SHORT TASK:
Locate every line in the records below that contains the word "Your", and copy each one.
______
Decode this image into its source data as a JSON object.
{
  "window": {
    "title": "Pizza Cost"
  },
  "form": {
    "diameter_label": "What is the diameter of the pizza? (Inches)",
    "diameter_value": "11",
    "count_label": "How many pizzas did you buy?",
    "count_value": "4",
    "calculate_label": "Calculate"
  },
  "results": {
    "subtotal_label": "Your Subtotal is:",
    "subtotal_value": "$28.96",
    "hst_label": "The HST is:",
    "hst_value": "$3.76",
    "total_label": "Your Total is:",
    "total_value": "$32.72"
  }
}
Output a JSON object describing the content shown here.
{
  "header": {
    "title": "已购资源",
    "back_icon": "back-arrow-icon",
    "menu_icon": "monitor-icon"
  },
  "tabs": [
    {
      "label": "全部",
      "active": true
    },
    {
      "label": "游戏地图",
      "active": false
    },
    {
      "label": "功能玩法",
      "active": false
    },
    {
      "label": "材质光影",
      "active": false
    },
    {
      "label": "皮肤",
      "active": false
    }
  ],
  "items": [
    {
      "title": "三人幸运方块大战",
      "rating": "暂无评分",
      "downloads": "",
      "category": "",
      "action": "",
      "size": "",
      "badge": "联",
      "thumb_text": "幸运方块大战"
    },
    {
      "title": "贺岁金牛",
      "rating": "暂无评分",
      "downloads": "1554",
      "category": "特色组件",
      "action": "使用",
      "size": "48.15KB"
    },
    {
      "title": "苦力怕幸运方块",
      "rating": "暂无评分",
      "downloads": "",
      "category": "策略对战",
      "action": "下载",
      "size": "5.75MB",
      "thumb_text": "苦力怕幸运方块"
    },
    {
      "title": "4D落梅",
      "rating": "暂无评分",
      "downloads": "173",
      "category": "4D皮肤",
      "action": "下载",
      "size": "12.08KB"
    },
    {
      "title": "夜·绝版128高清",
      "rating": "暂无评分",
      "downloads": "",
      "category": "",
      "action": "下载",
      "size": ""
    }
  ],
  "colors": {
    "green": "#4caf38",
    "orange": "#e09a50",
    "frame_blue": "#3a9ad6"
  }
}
______
COMPLETE OUTPUT:
    "subtotal_label": "Your Subtotal is:",
    "total_label": "Your Total is:",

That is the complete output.